▸ What this task involves: The answer must be an exact copy of all the data below.

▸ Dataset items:

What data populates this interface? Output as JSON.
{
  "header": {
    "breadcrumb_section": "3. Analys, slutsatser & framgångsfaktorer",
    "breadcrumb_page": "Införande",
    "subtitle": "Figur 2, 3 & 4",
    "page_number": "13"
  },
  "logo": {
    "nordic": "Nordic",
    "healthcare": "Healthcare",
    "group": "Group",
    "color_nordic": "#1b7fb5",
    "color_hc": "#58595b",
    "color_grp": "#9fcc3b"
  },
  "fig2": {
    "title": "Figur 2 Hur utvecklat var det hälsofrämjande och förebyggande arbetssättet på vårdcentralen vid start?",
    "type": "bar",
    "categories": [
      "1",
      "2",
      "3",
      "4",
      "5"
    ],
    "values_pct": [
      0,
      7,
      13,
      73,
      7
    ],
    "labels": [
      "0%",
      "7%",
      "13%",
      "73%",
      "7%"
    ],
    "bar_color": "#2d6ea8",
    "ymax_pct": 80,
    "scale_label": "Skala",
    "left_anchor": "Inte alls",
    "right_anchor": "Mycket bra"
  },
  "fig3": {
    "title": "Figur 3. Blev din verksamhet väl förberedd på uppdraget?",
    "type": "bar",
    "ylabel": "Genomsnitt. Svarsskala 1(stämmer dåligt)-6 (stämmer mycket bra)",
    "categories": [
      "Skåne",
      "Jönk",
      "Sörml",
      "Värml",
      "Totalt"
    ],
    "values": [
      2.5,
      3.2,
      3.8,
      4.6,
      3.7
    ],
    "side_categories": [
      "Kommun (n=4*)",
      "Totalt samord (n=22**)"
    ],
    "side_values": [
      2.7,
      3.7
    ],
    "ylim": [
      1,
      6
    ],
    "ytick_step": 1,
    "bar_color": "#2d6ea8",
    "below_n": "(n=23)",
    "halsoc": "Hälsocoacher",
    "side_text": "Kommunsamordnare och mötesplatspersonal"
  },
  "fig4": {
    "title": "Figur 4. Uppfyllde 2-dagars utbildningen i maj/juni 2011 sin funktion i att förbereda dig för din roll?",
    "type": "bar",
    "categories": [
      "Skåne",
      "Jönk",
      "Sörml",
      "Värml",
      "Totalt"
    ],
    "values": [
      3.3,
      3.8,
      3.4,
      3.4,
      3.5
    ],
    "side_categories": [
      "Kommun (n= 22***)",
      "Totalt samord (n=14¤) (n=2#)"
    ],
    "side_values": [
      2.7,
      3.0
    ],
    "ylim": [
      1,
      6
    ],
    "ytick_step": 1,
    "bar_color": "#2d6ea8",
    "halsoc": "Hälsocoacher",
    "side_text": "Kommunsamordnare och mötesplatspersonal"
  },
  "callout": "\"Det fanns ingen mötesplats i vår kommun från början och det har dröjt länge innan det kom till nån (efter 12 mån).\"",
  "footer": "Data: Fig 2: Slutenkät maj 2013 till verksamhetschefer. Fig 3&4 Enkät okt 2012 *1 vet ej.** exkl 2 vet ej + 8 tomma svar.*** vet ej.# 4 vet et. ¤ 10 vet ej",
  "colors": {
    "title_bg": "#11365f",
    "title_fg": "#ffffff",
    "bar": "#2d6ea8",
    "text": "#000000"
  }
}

▸ Written response:
What data populates this interface? Output as JSON.
{
  "header": {
    "breadcrumb_section": "3. Analys, slutsatser & framgångsfaktorer",
    "breadcrumb_page": "Införande",
    "subtitle": "Figur 2, 3 & 4",
    "page_number": "13"
  },
  "logo": {
    "nordic": "Nordic",
    "healthcare": "Healthcare",
    "group": "Group",
    "color_nordic": "#1b7fb5",
    "color_hc": "#58595b",
    "color_grp": "#9fcc3b"
  },
  "fig2": {
    "title": "Figur 2 Hur utvecklat var det hälsofrämjande och förebyggande arbetssättet på vårdcentralen vid start?",
    "type": "bar",
    "categories": [
      "1",
      "2",
      "3",
      "4",
      "5"
    ],
    "values_pct": [
      0,
      7,
      13,
      73,
      7
    ],
    "labels": [
      "0%",
      "7%",
      "13%",
      "73%",
      "7%"
    ],
    "bar_color": "#2d6ea8",
    "ymax_pct": 80,
    "scale_label": "Skala",
    "left_anchor": "Inte alls",
    "right_anchor": "Mycket bra"
  },
  "fig3": {
    "title": "Figur 3. Blev din verksamhet väl förberedd på uppdraget?",
    "type": "bar",
    "ylabel": "Genomsnitt. Svarsskala 1(stämmer dåligt)-6 (stämmer mycket bra)",
    "categories": [
      "Skåne",
      "Jönk",
      "Sörml",
      "Värml",
      "Totalt"
    ],
    "values": [
      2.5,
      3.2,
      3.8,
      4.6,
      3.7
    ],
    "side_categories": [
      "Kommun (n=4*)",
      "Totalt samord (n=22**)"
    ],
    "side_values": [
      2.7,
      3.7
    ],
    "ylim": [
      1,
      6
    ],
    "ytick_step": 1,
    "bar_color": "#2d6ea8",
    "below_n": "(n=23)",
    "halsoc": "Hälsocoacher",
    "side_text": "Kommunsamordnare och mötesplatspersonal"
  },
  "fig4": {
    "title": "Figur 4. Uppfyllde 2-dagars utbildningen i maj/juni 2011 sin funktion i att förbereda dig för din roll?",
    "type": "bar",
    "categories": [
      "Skåne",
      "Jönk",
      "Sörml",
      "Värml",
      "Totalt"
    ],
    "values": [
      3.3,
      3.8,
      3.4,
      3.4,
      3.5
    ],
    "side_categories": [
      "Kommun (n= 22***)",
      "Totalt samord (n=14¤) (n=2#)"
    ],
    "side_values": [
      2.7,
      3.0
    ],
    "ylim": [
      1,
      6
    ],
    "ytick_step": 1,
    "bar_color": "#2d6ea8",
    "halsoc": "Hälsocoacher",
    "side_text": "Kommunsamordnare och mötesplatspersonal"
  },
  "callout": "\"Det fanns ingen mötesplats i vår kommun från början och det har dröjt länge innan det kom till nån (efter 12 mån).\"",
  "footer": "Data: Fig 2: Slutenkät maj 2013 till verksamhetschefer. Fig 3&4 Enkät okt 2012 *1 vet ej.** exkl 2 vet ej + 8 tomma svar.*** vet ej.# 4 vet et. ¤ 10 vet ej",
  "colors": {
    "title_bg": "#11365f",
    "title_fg": "#ffffff",
    "bar": "#2d6ea8",
    "text": "#000000"
  }
}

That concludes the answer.